▸ **WORK TO DO**:
1. Can you shorten the paragraph that begins "Born in London in 1918" in the Cecil Gould biography into a brief list that keeps its main facts?
2. Will you pull out, word for word, the part of the Cecil Gould biography that opens with the words containing "- Occupations: Art" and closes with "the Monuments Men."?

- Born: Cecil Hilton Monk Gould 24 May 1918 United Kingdom of Great Britain and Ireland
- Died: 7 April 1994 (aged 75)
- Occupations: Art historian, curator
- Relatives: Rupert Gould (father) Muriel Estall (mother) Jocelyne Stacey (sister)

= Cecil Gould =

British art historian

Cecil Hilton Monk Gould (24 May 1918 - 7 April 1994) was a British art historian and curator who specialised in Renaissance painting. He was a former Keeper and deputy director of the National Gallery in London. During World War 2, Gould was one of the Monuments Men.

==Life==
Born in London in 1918, Gould was the son of Admiralty Lieutenant-Commander Rupert Gould, the restorer of John Harrison's chronometers and well-known panellist of the BBC's "Brains Trust" programme during WWII, and Muriel Estall. Gould was educated at Kingswood House preparatory school, near Epsom, and then at Westminster School. When he was nine, Gould's mother permanently separated from his father and raised Cecil and his sister Jocelyne. After leaving school he began studying at the Courtauld Institute in 1939, although he was not able to complete his degree due to the outbreak of World War II.

▸ **DATA**:
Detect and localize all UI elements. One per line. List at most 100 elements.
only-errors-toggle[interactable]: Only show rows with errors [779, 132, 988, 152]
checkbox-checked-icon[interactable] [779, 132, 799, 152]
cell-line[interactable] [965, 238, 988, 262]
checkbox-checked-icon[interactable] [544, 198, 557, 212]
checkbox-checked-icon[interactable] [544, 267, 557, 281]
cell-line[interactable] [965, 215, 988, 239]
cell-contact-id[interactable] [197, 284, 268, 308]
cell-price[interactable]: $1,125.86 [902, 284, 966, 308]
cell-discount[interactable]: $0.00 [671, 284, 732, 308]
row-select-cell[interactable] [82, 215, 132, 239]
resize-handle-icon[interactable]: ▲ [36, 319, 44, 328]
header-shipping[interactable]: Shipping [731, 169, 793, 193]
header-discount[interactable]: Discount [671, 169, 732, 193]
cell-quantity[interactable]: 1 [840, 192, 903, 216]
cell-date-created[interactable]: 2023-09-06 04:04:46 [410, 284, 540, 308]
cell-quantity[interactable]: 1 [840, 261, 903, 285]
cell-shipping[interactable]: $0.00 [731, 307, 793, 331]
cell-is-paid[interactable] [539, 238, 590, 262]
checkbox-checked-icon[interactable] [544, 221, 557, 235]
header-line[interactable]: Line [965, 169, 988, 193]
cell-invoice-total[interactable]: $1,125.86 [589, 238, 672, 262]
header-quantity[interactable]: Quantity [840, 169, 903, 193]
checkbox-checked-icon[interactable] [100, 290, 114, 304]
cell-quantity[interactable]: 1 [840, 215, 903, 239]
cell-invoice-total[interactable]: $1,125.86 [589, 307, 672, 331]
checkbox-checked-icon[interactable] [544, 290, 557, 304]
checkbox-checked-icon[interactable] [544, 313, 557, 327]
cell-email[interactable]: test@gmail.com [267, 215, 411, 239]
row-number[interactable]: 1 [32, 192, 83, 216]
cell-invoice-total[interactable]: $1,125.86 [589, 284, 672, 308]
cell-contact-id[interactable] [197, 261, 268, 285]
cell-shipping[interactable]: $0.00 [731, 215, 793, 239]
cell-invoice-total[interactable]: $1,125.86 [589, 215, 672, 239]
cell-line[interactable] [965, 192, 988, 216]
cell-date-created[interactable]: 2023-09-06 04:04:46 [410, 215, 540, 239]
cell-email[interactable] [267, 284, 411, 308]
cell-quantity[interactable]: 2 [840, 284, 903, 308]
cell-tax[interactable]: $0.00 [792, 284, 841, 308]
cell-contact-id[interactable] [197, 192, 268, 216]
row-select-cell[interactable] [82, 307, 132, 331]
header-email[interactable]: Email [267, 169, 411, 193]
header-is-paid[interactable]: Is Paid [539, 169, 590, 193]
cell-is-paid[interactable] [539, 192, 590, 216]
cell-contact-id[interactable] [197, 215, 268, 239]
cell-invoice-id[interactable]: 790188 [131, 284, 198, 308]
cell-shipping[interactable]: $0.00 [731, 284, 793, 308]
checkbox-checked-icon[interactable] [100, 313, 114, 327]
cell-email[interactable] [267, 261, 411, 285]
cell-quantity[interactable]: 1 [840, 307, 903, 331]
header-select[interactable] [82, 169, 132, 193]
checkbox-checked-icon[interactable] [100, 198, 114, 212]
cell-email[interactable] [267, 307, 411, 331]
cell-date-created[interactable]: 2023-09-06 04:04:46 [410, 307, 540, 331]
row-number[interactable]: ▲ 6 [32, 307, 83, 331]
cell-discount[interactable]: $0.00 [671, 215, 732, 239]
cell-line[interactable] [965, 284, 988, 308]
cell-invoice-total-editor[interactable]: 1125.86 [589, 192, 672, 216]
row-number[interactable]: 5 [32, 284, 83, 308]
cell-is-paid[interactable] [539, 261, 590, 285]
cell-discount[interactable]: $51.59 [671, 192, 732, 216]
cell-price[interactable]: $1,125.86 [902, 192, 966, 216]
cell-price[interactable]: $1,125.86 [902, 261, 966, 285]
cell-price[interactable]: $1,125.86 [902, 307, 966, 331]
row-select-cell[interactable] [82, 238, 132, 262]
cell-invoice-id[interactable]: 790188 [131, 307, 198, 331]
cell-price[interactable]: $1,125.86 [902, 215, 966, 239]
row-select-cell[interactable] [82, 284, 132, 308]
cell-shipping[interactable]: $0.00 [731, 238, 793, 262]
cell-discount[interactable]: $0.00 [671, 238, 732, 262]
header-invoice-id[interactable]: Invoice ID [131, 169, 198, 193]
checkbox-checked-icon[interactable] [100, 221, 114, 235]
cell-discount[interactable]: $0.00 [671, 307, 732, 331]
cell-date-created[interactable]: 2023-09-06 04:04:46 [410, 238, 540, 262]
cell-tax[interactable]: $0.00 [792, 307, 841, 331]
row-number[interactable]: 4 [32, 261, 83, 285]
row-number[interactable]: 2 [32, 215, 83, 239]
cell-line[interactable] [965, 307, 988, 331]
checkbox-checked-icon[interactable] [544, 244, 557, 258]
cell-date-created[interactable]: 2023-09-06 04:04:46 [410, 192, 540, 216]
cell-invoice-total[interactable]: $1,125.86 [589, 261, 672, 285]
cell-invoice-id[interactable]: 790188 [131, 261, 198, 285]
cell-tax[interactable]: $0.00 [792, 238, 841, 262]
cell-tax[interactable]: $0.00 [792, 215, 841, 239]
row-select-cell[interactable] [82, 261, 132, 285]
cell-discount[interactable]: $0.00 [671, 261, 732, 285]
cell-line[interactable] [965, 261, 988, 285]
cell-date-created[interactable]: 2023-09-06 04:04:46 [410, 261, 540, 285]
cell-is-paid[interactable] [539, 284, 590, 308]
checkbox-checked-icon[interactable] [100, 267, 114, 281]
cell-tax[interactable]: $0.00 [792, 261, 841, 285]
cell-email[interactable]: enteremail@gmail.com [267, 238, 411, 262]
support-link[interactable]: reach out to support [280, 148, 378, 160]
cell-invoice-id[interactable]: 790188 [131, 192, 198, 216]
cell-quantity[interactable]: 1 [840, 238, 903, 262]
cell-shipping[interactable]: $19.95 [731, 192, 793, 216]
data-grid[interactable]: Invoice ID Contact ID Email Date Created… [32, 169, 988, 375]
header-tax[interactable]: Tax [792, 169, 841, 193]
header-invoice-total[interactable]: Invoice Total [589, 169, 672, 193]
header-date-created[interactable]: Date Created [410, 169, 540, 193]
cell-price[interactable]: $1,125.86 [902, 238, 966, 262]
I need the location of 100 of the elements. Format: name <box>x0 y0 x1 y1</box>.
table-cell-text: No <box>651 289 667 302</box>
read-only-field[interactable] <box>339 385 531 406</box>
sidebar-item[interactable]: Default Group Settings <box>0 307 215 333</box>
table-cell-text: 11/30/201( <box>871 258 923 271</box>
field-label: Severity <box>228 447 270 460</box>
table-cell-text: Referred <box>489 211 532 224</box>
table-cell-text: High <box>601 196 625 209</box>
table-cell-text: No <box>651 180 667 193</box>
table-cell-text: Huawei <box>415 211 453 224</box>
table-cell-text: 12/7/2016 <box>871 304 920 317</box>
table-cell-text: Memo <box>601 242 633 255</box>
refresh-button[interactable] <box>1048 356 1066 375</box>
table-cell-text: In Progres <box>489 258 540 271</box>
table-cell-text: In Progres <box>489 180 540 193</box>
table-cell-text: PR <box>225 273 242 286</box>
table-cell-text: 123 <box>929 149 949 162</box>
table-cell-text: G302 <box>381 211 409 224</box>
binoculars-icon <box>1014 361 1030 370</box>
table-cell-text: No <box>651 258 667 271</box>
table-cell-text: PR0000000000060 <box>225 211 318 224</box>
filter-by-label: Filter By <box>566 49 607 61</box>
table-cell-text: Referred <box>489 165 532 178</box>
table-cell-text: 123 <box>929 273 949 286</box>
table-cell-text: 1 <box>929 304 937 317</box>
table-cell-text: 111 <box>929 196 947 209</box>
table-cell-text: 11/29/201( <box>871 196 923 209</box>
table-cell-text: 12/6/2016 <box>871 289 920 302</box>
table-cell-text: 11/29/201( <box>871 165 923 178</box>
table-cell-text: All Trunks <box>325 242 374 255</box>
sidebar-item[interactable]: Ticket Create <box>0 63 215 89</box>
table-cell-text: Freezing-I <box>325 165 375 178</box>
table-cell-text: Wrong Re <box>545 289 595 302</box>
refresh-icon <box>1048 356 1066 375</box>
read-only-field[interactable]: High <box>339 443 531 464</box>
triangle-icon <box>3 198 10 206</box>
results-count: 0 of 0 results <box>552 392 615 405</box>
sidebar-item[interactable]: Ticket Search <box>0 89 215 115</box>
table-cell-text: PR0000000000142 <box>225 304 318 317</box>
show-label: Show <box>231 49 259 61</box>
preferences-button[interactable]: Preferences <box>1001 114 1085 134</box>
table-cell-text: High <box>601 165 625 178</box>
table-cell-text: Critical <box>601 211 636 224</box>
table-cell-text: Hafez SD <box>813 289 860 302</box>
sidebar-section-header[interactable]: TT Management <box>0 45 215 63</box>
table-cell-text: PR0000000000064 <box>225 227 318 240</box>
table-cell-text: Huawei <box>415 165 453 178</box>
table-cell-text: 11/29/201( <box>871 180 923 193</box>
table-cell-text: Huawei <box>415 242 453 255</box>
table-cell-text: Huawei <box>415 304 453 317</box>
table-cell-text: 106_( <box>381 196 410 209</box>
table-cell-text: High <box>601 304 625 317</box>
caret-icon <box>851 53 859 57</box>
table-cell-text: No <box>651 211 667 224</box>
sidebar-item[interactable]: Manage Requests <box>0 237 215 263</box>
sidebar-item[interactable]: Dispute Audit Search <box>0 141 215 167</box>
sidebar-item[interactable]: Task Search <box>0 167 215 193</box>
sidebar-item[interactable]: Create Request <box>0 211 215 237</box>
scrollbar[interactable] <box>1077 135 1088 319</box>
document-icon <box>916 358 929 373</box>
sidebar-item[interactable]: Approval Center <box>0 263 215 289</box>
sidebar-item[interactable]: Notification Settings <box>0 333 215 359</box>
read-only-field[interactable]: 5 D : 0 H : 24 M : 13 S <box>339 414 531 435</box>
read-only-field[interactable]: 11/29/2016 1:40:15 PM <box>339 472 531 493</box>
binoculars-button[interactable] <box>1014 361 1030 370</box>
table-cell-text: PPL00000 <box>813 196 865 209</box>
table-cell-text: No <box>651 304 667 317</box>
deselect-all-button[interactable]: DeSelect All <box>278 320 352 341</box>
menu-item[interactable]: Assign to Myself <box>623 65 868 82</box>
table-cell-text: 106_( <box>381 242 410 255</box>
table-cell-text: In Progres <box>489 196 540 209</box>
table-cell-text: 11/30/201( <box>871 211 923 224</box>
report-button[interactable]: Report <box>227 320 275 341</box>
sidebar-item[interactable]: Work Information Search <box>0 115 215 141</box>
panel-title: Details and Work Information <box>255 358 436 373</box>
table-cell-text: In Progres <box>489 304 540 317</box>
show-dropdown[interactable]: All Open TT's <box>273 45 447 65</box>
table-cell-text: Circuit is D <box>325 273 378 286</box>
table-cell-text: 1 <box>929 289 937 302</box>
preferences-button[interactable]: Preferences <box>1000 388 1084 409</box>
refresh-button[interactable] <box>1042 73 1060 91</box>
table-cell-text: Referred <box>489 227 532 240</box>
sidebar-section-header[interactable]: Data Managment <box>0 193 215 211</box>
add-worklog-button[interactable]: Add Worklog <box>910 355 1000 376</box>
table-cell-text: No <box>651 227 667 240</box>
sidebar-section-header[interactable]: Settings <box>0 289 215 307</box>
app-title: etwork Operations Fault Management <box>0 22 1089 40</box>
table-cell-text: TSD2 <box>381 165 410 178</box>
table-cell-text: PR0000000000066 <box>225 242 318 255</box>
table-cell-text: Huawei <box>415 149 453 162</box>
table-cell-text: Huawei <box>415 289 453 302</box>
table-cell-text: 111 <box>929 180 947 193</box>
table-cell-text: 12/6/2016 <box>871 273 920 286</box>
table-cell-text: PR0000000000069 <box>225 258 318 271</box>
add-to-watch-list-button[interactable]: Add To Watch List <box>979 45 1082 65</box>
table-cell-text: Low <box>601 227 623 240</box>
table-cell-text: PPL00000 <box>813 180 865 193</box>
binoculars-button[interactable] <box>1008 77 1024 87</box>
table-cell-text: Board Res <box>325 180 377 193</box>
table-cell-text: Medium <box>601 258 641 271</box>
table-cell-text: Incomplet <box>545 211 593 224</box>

▸ **ANSWERS FOR THE TASKS**:
1.
- Born in London in 1918 to Muriel Estall and Admiralty Lieutenant-Commander Rupert Gould
- His father restored John Harrison's chronometers and was a well-known panellist on the BBC's "Brains Trust" during WWII
- Educated at Kingswood House preparatory school near Epsom, then at Westminster School
- When he was nine, his mother permanently separated from his father and raised him and his sister Jocelyne
- Began studying at the Courtauld Institute in 1939 but could not complete his degree because World War II broke out

2.
- Occupations: Art historian, curator
- Relatives: Rupert Gould (father) Muriel Estall (mother) Jocelyne Stacey (sister)

= Cecil Gould =

British art historian

Cecil Hilton Monk Gould (24 May 1918 - 7 April 1994) was a British art historian and curator who specialised in Renaissance painting. He was a former Keeper and deputy director of the National Gallery in London. During World War 2, Gould was one of the Monuments Men.